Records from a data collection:
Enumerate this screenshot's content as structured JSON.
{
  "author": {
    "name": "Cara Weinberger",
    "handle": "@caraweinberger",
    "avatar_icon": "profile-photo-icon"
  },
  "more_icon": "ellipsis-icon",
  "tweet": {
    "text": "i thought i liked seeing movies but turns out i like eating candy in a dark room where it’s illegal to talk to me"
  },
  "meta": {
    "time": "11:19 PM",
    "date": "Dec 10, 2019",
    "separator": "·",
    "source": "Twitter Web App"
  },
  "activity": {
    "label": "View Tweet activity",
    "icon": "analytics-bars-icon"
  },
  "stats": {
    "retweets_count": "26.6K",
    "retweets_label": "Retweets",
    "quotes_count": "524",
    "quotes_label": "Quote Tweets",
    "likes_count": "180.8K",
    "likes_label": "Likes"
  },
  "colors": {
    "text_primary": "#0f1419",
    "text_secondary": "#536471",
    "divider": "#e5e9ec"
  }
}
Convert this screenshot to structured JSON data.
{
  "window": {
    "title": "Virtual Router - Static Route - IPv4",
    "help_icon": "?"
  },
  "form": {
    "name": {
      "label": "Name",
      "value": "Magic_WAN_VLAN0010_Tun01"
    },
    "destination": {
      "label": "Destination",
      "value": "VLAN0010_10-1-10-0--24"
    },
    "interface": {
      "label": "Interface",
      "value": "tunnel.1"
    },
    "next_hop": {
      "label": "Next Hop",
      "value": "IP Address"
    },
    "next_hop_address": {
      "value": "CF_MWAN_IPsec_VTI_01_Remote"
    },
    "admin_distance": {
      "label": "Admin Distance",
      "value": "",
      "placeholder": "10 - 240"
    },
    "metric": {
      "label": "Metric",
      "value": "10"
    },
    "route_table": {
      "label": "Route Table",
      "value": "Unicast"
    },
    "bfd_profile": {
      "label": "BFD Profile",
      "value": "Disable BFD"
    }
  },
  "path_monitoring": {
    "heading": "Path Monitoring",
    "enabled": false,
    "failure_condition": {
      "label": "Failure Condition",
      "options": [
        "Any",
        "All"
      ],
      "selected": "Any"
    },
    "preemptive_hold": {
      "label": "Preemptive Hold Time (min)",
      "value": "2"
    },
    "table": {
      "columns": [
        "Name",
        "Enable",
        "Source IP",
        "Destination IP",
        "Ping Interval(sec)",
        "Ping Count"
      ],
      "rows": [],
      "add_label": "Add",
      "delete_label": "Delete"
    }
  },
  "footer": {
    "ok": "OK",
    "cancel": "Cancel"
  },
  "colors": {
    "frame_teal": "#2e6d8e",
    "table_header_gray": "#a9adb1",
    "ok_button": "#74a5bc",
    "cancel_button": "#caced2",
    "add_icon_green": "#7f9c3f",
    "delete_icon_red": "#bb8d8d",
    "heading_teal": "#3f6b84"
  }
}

> **WORK INSTRUCTIONS**: Hand back the material above in full, exactly as written.

> **RESULT FOR THIS EXERCISE**:
Enumerate this screenshot's content as structured JSON.
{
  "author": {
    "name": "Cara Weinberger",
    "handle": "@caraweinberger",
    "avatar_icon": "profile-photo-icon"
  },
  "more_icon": "ellipsis-icon",
  "tweet": {
    "text": "i thought i liked seeing movies but turns out i like eating candy in a dark room where it’s illegal to talk to me"
  },
  "meta": {
    "time": "11:19 PM",
    "date": "Dec 10, 2019",
    "separator": "·",
    "source": "Twitter Web App"
  },
  "activity": {
    "label": "View Tweet activity",
    "icon": "analytics-bars-icon"
  },
  "stats": {
    "retweets_count": "26.6K",
    "retweets_label": "Retweets",
    "quotes_count": "524",
    "quotes_label": "Quote Tweets",
    "likes_count": "180.8K",
    "likes_label": "Likes"
  },
  "colors": {
    "text_primary": "#0f1419",
    "text_secondary": "#536471",
    "divider": "#e5e9ec"
  }
}
Convert this screenshot to structured JSON data.
{
  "window": {
    "title": "Virtual Router - Static Route - IPv4",
    "help_icon": "?"
  },
  "form": {
    "name": {
      "label": "Name",
      "value": "Magic_WAN_VLAN0010_Tun01"
    },
    "destination": {
      "label": "Destination",
      "value": "VLAN0010_10-1-10-0--24"
    },
    "interface": {
      "label": "Interface",
      "value": "tunnel.1"
    },
    "next_hop": {
      "label": "Next Hop",
      "value": "IP Address"
    },
    "next_hop_address": {
      "value": "CF_MWAN_IPsec_VTI_01_Remote"
    },
    "admin_distance": {
      "label": "Admin Distance",
      "value": "",
      "placeholder": "10 - 240"
    },
    "metric": {
      "label": "Metric",
      "value": "10"
    },
    "route_table": {
      "label": "Route Table",
      "value": "Unicast"
    },
    "bfd_profile": {
      "label": "BFD Profile",
      "value": "Disable BFD"
    }
  },
  "path_monitoring": {
    "heading": "Path Monitoring",
    "enabled": false,
    "failure_condition": {
      "label": "Failure Condition",
      "options": [
        "Any",
        "All"
      ],
      "selected": "Any"
    },
    "preemptive_hold": {
      "label": "Preemptive Hold Time (min)",
      "value": "2"
    },
    "table": {
      "columns": [
        "Name",
        "Enable",
        "Source IP",
        "Destination IP",
        "Ping Interval(sec)",
        "Ping Count"
      ],
      "rows": [],
      "add_label": "Add",
      "delete_label": "Delete"
    }
  },
  "footer": {
    "ok": "OK",
    "cancel": "Cancel"
  },
  "colors": {
    "frame_teal": "#2e6d8e",
    "table_header_gray": "#a9adb1",
    "ok_button": "#74a5bc",
    "cancel_button": "#caced2",
    "add_icon_green": "#7f9c3f",
    "delete_icon_red": "#bb8d8d",
    "heading_teal": "#3f6b84"
  }
}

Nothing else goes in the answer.